■ Written instruction:
Collect every line of the records below that contains the word "name".

■ Material for the task:
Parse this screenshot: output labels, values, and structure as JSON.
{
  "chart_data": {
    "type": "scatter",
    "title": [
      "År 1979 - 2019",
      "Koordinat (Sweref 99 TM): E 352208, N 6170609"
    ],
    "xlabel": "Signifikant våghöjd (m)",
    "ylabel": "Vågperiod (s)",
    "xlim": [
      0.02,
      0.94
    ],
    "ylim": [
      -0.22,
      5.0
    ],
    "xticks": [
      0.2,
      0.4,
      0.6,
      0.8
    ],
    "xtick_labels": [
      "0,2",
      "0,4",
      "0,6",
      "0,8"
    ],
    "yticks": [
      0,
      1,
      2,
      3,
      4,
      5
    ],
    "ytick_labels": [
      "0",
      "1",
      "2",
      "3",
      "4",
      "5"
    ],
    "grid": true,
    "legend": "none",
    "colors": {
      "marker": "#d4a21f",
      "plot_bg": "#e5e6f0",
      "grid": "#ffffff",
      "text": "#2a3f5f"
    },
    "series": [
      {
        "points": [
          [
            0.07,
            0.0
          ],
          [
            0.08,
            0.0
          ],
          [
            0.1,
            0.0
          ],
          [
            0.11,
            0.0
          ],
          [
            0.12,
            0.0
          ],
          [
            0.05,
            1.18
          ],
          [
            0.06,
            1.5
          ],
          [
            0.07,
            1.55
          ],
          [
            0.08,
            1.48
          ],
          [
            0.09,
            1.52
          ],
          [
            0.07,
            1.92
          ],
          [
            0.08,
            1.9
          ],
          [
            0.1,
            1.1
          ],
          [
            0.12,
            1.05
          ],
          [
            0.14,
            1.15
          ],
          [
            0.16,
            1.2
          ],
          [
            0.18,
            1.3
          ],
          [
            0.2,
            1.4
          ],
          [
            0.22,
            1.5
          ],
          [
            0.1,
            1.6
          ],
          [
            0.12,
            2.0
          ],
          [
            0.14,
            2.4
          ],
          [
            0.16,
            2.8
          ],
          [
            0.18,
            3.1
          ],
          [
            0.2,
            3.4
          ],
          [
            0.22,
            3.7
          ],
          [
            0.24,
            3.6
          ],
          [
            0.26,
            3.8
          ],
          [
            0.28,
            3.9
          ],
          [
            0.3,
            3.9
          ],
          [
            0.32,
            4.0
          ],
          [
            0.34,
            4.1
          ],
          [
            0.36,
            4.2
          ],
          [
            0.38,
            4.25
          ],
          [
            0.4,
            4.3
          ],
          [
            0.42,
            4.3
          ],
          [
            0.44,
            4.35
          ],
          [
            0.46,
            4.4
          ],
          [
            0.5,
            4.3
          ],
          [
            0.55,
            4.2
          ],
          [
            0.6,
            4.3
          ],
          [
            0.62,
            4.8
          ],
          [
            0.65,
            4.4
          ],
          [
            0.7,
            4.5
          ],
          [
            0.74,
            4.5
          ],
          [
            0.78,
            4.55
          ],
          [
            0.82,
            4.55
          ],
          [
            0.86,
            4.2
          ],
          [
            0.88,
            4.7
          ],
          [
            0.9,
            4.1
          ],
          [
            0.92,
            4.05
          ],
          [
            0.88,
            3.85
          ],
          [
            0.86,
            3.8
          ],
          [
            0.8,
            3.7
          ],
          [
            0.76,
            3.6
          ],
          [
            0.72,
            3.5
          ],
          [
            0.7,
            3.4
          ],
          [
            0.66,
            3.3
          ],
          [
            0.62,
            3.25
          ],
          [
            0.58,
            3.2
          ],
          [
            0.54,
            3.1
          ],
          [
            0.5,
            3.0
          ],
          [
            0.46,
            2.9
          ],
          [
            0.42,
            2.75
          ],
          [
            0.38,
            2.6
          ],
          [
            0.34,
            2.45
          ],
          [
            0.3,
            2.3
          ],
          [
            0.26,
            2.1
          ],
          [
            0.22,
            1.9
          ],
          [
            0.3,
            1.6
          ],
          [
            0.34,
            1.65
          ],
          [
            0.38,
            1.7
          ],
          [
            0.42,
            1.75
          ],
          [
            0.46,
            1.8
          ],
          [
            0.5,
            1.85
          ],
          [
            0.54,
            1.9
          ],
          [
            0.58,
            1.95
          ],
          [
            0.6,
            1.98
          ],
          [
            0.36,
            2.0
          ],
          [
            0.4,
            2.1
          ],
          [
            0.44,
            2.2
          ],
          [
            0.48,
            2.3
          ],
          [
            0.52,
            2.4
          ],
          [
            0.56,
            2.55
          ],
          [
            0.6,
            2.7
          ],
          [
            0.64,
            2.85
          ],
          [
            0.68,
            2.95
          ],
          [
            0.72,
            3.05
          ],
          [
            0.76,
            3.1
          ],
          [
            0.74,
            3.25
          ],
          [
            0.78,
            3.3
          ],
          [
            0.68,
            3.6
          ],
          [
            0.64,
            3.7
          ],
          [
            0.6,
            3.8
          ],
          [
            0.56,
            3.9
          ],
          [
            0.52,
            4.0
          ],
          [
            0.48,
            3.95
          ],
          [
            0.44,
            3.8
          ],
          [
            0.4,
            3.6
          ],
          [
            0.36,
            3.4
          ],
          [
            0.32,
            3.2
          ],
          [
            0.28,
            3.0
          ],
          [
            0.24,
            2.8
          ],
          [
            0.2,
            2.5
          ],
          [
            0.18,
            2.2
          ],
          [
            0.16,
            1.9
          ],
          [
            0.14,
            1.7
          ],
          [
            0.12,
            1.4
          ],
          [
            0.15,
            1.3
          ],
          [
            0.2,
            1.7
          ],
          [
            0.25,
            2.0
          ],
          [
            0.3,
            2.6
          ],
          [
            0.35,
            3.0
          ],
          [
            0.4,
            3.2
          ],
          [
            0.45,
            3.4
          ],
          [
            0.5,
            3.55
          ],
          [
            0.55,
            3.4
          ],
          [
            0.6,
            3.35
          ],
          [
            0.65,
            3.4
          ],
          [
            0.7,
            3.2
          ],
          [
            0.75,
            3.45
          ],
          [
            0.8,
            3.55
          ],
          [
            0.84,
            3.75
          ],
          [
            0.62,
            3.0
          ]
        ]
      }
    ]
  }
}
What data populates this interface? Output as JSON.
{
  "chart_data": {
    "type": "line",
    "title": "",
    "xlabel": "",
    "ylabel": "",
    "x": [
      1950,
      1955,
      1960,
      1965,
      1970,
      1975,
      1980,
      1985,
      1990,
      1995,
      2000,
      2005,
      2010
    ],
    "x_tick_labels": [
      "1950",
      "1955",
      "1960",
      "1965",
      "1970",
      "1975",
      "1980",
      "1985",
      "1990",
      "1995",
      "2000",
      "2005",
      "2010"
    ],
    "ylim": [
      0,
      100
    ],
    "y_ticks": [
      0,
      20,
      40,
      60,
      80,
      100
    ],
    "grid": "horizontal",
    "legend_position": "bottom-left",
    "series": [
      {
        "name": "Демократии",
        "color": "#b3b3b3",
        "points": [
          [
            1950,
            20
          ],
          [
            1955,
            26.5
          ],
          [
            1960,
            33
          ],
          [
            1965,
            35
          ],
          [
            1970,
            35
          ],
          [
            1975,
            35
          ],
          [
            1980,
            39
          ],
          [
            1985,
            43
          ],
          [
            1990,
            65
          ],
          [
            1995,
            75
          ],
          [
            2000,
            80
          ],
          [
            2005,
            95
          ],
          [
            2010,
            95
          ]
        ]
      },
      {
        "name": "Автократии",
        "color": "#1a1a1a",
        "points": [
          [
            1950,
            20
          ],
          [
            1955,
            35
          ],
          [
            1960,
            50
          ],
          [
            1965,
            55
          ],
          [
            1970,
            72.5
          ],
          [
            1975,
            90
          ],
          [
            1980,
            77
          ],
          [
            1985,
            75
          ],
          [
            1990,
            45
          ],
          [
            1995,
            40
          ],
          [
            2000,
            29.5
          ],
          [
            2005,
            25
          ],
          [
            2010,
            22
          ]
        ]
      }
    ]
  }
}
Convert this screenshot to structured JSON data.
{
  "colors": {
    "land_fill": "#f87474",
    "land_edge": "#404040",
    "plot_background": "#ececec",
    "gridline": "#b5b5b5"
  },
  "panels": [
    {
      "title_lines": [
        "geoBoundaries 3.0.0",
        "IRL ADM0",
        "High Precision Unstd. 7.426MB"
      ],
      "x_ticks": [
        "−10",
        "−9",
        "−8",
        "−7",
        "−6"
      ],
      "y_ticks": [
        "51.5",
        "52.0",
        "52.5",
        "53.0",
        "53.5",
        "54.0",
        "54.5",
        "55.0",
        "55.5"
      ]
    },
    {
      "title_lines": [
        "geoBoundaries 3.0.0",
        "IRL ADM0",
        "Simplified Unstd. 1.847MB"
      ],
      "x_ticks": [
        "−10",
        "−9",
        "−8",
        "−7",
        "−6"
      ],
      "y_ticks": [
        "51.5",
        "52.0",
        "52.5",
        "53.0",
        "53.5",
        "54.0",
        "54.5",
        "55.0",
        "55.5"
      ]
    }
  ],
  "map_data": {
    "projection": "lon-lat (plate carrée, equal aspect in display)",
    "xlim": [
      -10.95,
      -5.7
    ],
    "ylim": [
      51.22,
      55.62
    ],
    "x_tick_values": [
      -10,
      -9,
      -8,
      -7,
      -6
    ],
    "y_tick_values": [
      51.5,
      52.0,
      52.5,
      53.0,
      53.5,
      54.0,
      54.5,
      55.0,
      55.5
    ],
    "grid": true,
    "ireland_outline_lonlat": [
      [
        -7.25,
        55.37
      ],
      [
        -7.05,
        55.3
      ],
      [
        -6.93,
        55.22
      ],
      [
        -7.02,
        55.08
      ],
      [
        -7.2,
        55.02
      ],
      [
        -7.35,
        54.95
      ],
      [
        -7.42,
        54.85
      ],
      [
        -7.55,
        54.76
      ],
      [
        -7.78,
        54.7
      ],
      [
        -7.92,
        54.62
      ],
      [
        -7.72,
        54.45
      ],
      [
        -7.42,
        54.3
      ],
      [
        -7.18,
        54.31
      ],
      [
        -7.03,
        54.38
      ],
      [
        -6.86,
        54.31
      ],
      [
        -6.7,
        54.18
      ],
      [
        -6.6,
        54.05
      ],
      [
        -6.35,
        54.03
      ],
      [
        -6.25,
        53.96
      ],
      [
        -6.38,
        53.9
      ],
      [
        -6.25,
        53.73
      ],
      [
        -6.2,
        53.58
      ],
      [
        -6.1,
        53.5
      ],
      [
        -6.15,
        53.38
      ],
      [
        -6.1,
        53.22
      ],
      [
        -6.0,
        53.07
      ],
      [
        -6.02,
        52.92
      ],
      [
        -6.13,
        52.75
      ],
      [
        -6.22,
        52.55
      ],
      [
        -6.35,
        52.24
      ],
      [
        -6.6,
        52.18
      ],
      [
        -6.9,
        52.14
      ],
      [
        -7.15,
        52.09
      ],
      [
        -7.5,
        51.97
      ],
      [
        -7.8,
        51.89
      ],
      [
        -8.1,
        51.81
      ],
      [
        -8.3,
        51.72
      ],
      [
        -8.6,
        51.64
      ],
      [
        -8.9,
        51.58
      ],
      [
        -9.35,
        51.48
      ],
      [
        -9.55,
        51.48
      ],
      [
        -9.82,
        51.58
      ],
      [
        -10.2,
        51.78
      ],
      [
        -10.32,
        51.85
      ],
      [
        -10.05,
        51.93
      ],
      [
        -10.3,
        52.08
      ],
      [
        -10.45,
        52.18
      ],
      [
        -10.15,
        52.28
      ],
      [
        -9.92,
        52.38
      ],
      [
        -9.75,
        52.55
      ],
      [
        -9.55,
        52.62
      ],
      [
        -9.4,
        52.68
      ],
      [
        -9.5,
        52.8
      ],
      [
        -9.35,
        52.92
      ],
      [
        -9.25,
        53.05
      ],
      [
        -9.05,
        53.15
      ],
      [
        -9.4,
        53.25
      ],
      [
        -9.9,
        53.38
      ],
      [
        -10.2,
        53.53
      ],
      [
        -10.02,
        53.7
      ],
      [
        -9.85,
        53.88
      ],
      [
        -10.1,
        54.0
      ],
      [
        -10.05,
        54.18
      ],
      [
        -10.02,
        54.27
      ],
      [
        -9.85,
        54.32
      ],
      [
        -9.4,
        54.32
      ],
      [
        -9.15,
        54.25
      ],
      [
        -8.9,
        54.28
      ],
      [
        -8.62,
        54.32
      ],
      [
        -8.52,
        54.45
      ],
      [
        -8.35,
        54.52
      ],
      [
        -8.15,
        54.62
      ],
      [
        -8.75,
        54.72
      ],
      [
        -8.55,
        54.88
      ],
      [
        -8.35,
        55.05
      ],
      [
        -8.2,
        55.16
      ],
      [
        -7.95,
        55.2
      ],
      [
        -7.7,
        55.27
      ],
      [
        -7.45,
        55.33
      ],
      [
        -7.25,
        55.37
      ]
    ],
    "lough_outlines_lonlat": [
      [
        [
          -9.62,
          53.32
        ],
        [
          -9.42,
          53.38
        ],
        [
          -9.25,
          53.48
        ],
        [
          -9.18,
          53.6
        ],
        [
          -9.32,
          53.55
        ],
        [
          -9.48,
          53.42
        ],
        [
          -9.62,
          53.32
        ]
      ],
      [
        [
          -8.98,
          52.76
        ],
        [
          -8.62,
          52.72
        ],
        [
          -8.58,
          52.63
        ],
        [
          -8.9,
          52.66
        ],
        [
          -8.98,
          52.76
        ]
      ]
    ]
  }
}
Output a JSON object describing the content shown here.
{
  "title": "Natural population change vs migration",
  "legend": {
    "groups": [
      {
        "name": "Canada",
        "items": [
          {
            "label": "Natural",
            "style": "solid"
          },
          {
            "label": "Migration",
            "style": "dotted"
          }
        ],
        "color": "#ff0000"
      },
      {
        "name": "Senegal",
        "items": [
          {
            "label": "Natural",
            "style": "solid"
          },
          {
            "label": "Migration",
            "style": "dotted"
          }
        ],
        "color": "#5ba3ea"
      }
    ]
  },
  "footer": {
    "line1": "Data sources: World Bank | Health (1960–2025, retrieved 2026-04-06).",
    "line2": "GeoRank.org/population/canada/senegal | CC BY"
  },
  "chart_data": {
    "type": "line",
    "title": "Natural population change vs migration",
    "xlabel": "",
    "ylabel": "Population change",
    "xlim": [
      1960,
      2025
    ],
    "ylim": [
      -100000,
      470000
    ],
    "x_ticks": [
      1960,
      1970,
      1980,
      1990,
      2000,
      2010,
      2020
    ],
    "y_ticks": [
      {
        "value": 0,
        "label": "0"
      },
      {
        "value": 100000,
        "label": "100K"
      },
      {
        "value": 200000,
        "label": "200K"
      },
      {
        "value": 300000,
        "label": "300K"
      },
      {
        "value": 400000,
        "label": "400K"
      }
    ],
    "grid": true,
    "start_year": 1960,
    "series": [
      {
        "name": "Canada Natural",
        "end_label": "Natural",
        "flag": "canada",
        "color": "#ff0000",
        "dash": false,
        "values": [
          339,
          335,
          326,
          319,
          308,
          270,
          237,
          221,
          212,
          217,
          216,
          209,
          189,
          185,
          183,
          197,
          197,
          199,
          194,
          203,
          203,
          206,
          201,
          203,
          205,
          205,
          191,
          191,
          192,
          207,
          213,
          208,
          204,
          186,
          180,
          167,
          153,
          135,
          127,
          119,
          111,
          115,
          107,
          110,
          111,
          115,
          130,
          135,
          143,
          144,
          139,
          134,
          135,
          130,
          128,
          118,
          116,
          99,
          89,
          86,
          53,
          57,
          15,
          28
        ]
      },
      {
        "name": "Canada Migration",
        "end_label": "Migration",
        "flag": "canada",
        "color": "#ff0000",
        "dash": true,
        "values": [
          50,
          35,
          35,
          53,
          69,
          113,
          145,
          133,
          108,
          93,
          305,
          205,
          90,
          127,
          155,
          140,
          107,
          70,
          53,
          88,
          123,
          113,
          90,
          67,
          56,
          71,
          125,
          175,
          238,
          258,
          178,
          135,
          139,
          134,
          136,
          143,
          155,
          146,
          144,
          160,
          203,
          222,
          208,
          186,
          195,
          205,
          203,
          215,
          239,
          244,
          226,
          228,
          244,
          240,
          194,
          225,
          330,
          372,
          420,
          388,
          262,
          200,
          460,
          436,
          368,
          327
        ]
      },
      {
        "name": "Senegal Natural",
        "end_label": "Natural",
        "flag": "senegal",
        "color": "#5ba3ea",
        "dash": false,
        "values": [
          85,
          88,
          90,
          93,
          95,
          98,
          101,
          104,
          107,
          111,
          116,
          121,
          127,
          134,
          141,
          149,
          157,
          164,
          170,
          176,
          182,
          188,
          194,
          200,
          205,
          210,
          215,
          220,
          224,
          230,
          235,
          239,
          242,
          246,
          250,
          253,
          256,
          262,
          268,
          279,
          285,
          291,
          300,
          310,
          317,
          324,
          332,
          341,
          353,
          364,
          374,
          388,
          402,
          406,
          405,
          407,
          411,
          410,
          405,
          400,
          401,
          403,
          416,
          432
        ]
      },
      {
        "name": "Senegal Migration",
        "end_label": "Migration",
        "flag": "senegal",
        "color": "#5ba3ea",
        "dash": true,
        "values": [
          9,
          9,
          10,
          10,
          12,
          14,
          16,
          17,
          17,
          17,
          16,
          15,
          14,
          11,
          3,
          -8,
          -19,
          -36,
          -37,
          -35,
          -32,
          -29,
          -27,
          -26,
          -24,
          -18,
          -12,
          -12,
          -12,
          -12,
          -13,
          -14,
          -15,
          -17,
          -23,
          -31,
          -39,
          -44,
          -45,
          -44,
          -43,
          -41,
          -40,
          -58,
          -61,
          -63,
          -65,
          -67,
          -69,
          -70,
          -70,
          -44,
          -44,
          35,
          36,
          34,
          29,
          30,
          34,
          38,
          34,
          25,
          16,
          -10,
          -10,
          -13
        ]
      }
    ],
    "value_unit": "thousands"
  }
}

■ Answer below:
        "name": "Демократии",
        "name": "Автократии",
        "name": "Canada",
        "name": "Senegal",
        "name": "Canada Natural",
        "name": "Canada Migration",
        "name": "Senegal Natural",
        "name": "Senegal Migration",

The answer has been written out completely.